(WHAT YOU WILL DO): Read the lines below and count those that have the word "phone". Respond with the number only.

(Items listed in a dataset):
* begin *

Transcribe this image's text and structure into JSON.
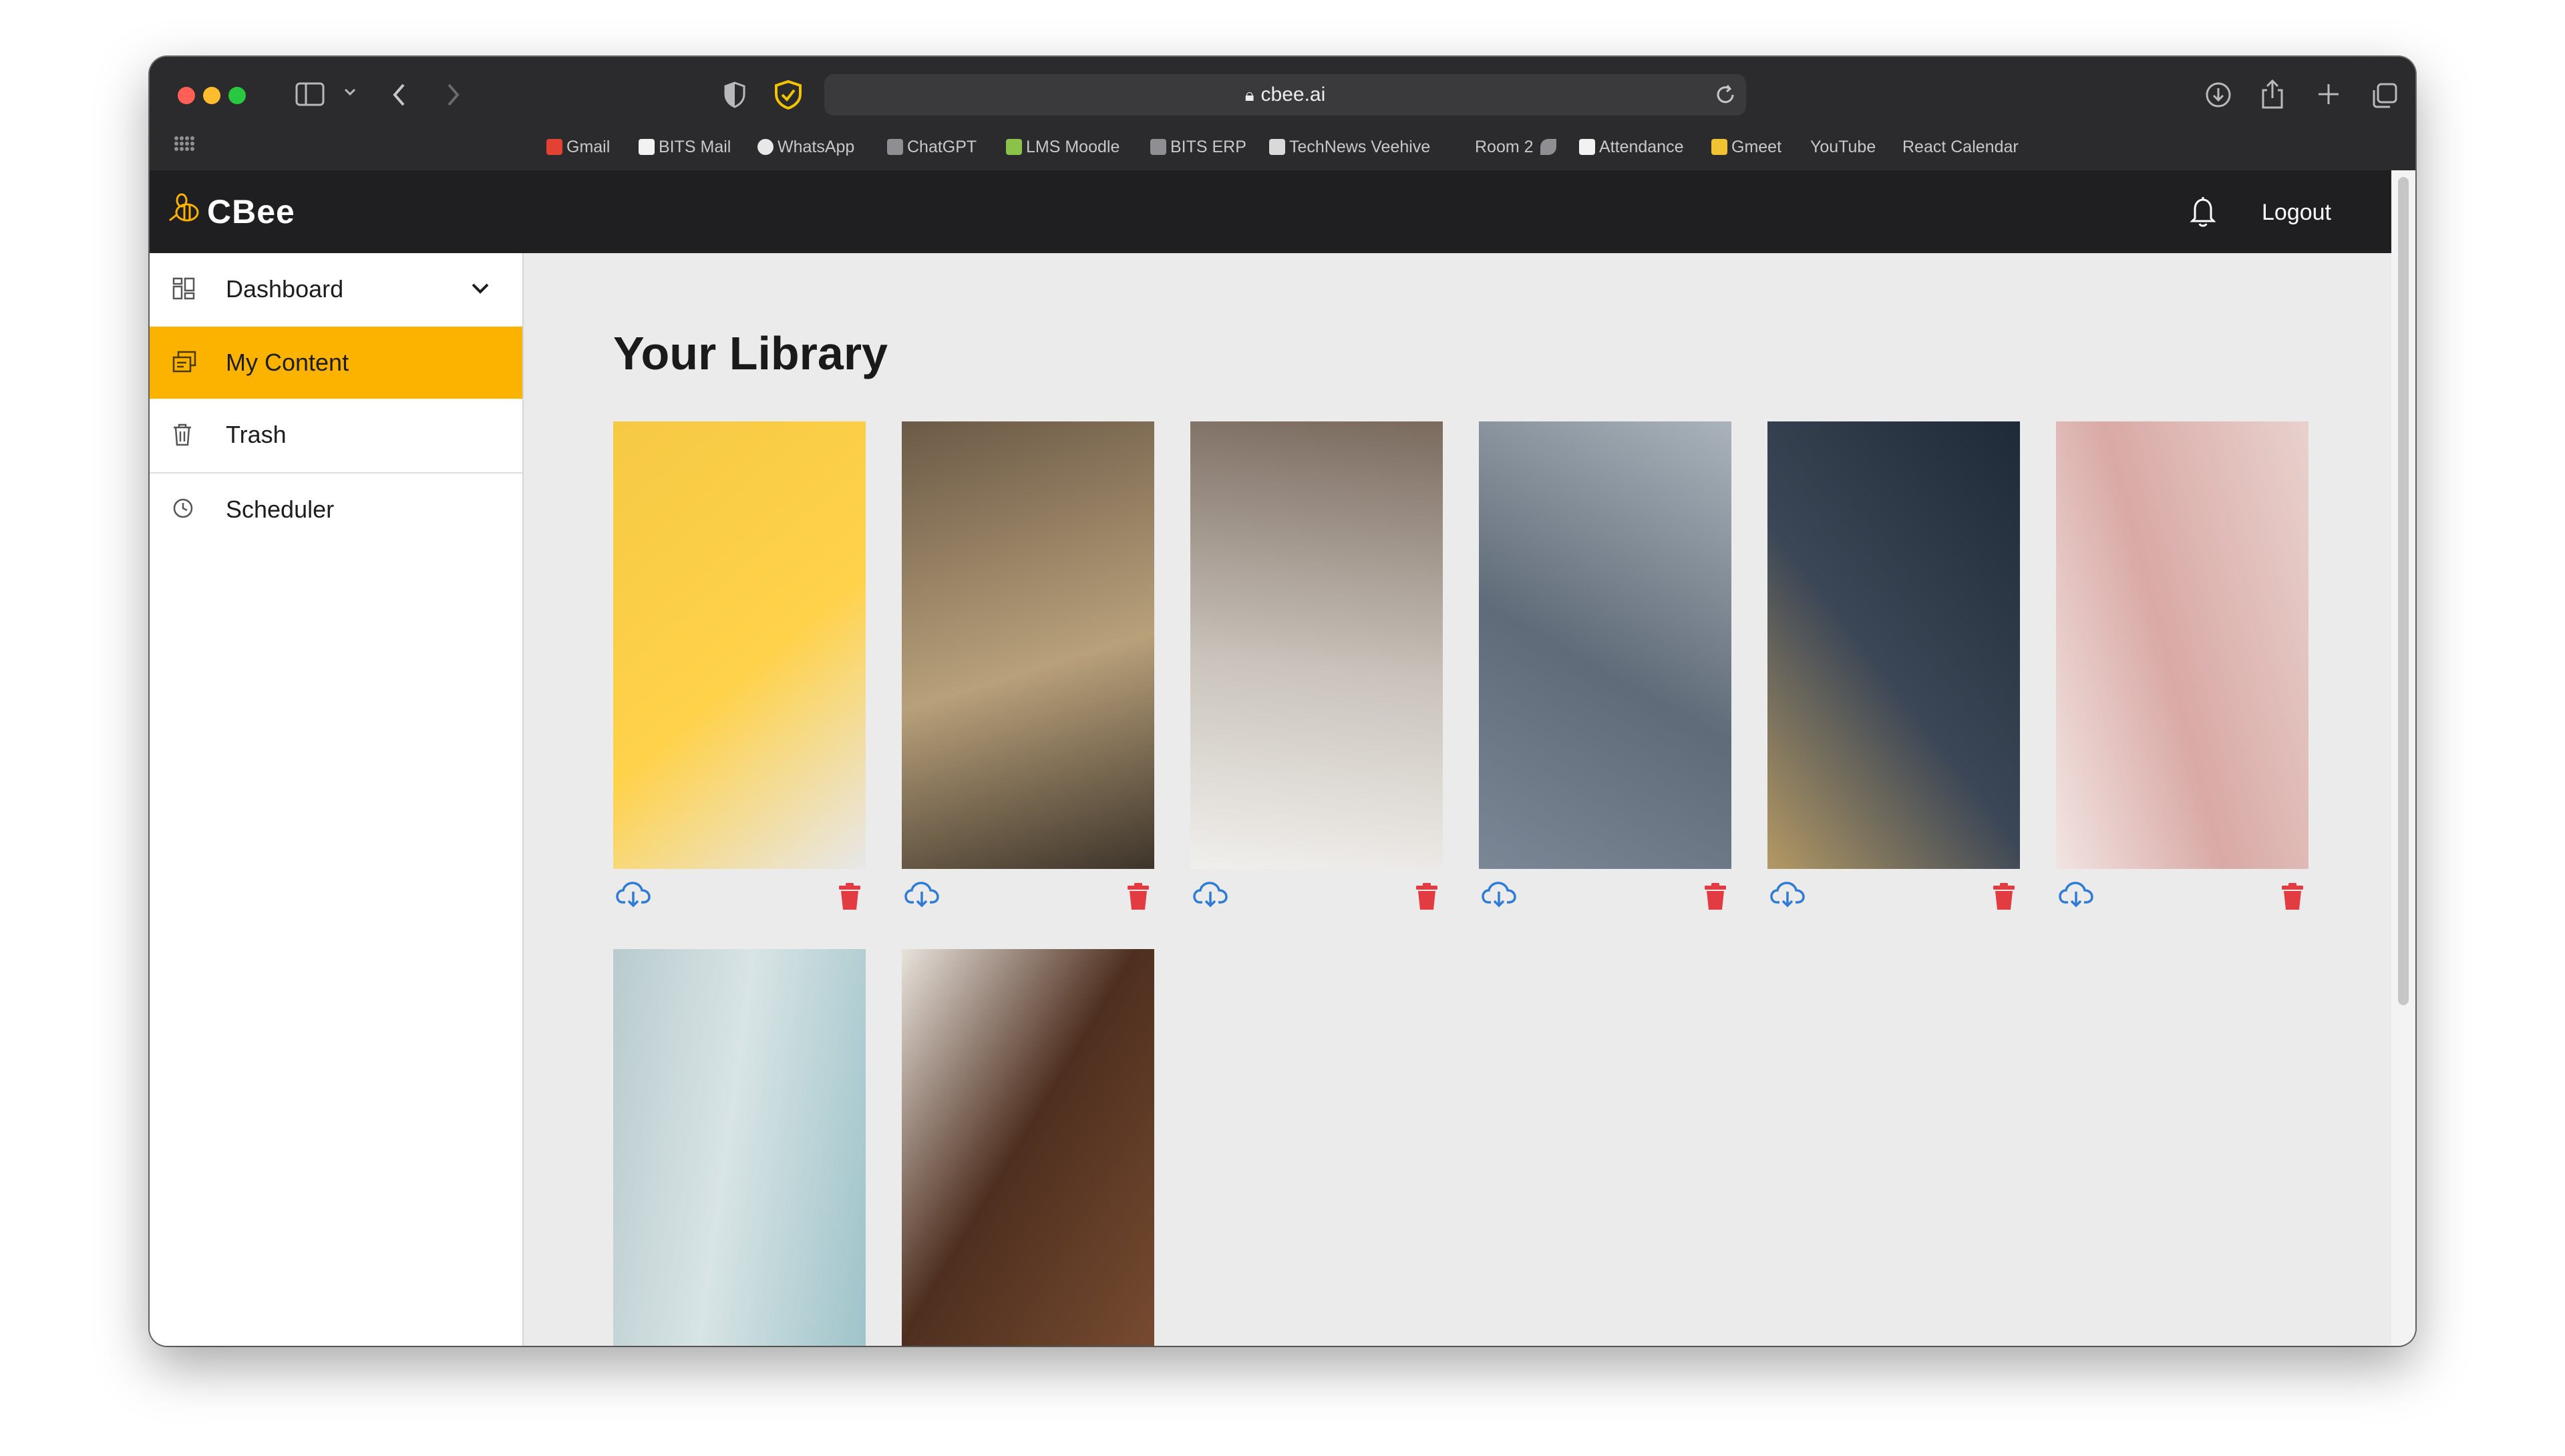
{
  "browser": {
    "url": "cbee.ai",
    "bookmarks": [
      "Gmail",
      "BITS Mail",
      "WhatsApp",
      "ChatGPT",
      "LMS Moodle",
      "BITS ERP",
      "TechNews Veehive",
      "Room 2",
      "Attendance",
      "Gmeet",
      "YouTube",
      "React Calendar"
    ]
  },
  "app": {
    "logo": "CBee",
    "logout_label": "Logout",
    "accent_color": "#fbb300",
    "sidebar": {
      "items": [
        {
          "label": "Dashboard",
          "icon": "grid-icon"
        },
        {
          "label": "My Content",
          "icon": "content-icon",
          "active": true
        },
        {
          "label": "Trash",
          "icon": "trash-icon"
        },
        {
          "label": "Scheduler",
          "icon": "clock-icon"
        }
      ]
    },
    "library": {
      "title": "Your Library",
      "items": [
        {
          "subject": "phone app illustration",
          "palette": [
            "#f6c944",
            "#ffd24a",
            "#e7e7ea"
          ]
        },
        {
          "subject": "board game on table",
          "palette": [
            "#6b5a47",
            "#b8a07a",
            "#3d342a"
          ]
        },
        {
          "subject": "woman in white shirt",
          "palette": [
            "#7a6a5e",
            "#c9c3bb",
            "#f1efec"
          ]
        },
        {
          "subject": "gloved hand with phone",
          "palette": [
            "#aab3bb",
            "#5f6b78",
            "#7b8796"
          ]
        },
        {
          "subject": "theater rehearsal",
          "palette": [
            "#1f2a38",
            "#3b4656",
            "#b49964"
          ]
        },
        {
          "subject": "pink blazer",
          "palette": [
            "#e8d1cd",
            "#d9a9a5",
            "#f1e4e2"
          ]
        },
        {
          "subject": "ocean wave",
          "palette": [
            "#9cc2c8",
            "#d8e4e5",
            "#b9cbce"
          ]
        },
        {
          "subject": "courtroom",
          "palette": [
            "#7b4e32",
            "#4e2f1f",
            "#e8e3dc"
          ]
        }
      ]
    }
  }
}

* end *
* begin *

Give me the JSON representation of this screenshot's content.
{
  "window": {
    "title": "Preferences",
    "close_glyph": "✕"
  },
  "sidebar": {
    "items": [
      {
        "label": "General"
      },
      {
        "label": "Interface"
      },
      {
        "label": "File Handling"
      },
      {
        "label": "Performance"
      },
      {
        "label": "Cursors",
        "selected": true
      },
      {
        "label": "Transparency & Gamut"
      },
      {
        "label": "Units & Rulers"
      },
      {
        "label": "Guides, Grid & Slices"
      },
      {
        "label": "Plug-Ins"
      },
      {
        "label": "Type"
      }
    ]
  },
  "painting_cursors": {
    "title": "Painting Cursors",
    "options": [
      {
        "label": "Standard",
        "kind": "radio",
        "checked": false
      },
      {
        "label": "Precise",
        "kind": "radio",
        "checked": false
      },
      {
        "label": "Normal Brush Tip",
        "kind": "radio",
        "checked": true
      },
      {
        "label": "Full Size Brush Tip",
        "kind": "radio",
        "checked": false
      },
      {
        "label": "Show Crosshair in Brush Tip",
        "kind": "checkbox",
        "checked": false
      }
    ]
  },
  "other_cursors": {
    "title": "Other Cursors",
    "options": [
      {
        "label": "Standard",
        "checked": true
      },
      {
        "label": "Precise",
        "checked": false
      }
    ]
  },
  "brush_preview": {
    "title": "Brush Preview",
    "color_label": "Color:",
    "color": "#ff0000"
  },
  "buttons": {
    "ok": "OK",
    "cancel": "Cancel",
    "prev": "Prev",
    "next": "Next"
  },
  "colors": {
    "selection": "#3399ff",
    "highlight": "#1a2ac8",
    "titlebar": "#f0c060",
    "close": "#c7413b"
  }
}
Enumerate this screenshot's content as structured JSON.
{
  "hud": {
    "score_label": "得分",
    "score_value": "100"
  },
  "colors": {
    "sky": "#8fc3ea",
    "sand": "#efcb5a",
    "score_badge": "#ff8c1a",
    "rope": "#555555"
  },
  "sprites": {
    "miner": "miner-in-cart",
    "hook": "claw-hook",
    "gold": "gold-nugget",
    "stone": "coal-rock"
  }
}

* end *

(SOLUTION BELOW): 2